> **Your instructions**: Filter the records below down to lines containing "Hubert".

Saved entries
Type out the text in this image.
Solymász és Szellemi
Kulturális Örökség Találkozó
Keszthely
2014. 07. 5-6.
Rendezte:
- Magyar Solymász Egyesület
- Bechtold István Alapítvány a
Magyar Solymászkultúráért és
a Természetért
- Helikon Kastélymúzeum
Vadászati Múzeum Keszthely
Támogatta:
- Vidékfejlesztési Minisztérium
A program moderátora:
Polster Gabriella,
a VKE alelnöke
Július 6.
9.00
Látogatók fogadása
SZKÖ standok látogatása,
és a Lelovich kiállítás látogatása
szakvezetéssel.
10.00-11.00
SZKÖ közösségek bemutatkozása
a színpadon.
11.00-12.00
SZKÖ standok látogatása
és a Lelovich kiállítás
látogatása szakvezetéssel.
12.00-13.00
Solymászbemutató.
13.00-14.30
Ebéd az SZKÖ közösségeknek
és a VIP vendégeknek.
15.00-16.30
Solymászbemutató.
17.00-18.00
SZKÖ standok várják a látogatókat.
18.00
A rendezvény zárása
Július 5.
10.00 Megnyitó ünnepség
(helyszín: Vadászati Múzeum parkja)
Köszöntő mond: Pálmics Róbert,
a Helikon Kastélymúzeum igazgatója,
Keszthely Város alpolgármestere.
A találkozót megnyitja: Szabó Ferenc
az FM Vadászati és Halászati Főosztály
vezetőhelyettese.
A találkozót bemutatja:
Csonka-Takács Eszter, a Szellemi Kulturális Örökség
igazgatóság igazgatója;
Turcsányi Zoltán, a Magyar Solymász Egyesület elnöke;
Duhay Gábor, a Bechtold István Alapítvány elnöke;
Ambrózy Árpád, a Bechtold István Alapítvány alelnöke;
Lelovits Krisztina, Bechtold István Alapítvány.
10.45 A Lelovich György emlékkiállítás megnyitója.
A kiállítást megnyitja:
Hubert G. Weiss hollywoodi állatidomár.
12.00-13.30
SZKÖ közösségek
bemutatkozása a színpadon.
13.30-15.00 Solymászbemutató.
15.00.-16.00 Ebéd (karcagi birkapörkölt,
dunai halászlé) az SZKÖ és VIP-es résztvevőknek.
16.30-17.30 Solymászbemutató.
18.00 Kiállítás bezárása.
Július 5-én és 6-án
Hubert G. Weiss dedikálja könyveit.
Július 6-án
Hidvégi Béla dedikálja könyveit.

> **Written response**:
Hubert G. Weiss hollywoodi állatidomár.
Hubert G. Weiss dedikálja könyveit.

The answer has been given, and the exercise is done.